**PROBLEM DETAILS**. Repeat each record below exactly as given.

**RECORDED INFORMATION**.

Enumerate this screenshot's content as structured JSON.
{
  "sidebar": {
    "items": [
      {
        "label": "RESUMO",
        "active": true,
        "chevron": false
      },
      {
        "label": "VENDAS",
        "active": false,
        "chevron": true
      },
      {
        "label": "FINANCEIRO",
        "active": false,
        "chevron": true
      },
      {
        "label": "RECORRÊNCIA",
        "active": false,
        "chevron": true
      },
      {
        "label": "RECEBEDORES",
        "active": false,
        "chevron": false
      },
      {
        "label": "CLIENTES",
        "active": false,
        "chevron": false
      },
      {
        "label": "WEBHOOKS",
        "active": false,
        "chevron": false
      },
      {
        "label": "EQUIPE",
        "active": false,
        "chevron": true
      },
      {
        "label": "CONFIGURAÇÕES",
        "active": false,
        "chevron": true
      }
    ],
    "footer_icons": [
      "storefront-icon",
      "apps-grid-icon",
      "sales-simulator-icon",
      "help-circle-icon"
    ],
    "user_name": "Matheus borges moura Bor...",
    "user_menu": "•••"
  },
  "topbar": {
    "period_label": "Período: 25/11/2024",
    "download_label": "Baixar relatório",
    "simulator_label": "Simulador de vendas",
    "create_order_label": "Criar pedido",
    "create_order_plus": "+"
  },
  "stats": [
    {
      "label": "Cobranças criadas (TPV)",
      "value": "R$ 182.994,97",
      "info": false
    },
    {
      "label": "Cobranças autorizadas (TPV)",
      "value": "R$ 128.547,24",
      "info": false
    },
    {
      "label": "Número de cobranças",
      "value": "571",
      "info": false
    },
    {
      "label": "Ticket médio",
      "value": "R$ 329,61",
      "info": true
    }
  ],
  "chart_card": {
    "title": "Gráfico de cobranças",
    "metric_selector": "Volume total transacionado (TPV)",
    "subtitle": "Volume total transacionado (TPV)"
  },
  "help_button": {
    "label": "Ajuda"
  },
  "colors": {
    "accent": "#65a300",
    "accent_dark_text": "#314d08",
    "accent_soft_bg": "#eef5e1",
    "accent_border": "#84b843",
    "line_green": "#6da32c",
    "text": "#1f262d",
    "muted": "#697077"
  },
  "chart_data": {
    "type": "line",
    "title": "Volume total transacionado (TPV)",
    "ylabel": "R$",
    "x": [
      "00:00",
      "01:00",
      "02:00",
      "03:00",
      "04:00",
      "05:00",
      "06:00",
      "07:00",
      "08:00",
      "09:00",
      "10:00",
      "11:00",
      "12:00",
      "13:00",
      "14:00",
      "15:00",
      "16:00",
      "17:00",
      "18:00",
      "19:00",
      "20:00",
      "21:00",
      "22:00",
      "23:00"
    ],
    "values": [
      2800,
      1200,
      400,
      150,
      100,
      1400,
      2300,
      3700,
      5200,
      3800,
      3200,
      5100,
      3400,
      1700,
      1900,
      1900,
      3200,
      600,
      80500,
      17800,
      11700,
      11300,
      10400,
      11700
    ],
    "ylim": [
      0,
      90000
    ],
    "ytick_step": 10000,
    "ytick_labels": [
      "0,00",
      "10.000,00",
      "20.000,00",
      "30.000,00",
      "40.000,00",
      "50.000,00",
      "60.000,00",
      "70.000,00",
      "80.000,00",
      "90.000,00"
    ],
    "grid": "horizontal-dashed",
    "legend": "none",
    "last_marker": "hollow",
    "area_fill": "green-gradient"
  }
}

**THE REPLY**.
Enumerate this screenshot's content as structured JSON.
{
  "sidebar": {
    "items": [
      {
        "label": "RESUMO",
        "active": true,
        "chevron": false
      },
      {
        "label": "VENDAS",
        "active": false,
        "chevron": true
      },
      {
        "label": "FINANCEIRO",
        "active": false,
        "chevron": true
      },
      {
        "label": "RECORRÊNCIA",
        "active": false,
        "chevron": true
      },
      {
        "label": "RECEBEDORES",
        "active": false,
        "chevron": false
      },
      {
        "label": "CLIENTES",
        "active": false,
        "chevron": false
      },
      {
        "label": "WEBHOOKS",
        "active": false,
        "chevron": false
      },
      {
        "label": "EQUIPE",
        "active": false,
        "chevron": true
      },
      {
        "label": "CONFIGURAÇÕES",
        "active": false,
        "chevron": true
      }
    ],
    "footer_icons": [
      "storefront-icon",
      "apps-grid-icon",
      "sales-simulator-icon",
      "help-circle-icon"
    ],
    "user_name": "Matheus borges moura Bor...",
    "user_menu": "•••"
  },
  "topbar": {
    "period_label": "Período: 25/11/2024",
    "download_label": "Baixar relatório",
    "simulator_label": "Simulador de vendas",
    "create_order_label": "Criar pedido",
    "create_order_plus": "+"
  },
  "stats": [
    {
      "label": "Cobranças criadas (TPV)",
      "value": "R$ 182.994,97",
      "info": false
    },
    {
      "label": "Cobranças autorizadas (TPV)",
      "value": "R$ 128.547,24",
      "info": false
    },
    {
      "label": "Número de cobranças",
      "value": "571",
      "info": false
    },
    {
      "label": "Ticket médio",
      "value": "R$ 329,61",
      "info": true
    }
  ],
  "chart_card": {
    "title": "Gráfico de cobranças",
    "metric_selector": "Volume total transacionado (TPV)",
    "subtitle": "Volume total transacionado (TPV)"
  },
  "help_button": {
    "label": "Ajuda"
  },
  "colors": {
    "accent": "#65a300",
    "accent_dark_text": "#314d08",
    "accent_soft_bg": "#eef5e1",
    "accent_border": "#84b843",
    "line_green": "#6da32c",
    "text": "#1f262d",
    "muted": "#697077"
  },
  "chart_data": {
    "type": "line",
    "title": "Volume total transacionado (TPV)",
    "ylabel": "R$",
    "x": [
      "00:00",
      "01:00",
      "02:00",
      "03:00",
      "04:00",
      "05:00",
      "06:00",
      "07:00",
      "08:00",
      "09:00",
      "10:00",
      "11:00",
      "12:00",
      "13:00",
      "14:00",
      "15:00",
      "16:00",
      "17:00",
      "18:00",
      "19:00",
      "20:00",
      "21:00",
      "22:00",
      "23:00"
    ],
    "values": [
      2800,
      1200,
      400,
      150,
      100,
      1400,
      2300,
      3700,
      5200,
      3800,
      3200,
      5100,
      3400,
      1700,
      1900,
      1900,
      3200,
      600,
      80500,
      17800,
      11700,
      11300,
      10400,
      11700
    ],
    "ylim": [
      0,
      90000
    ],
    "ytick_step": 10000,
    "ytick_labels": [
      "0,00",
      "10.000,00",
      "20.000,00",
      "30.000,00",
      "40.000,00",
      "50.000,00",
      "60.000,00",
      "70.000,00",
      "80.000,00",
      "90.000,00"
    ],
    "grid": "horizontal-dashed",
    "legend": "none",
    "last_marker": "hollow",
    "area_fill": "green-gradient"
  }
}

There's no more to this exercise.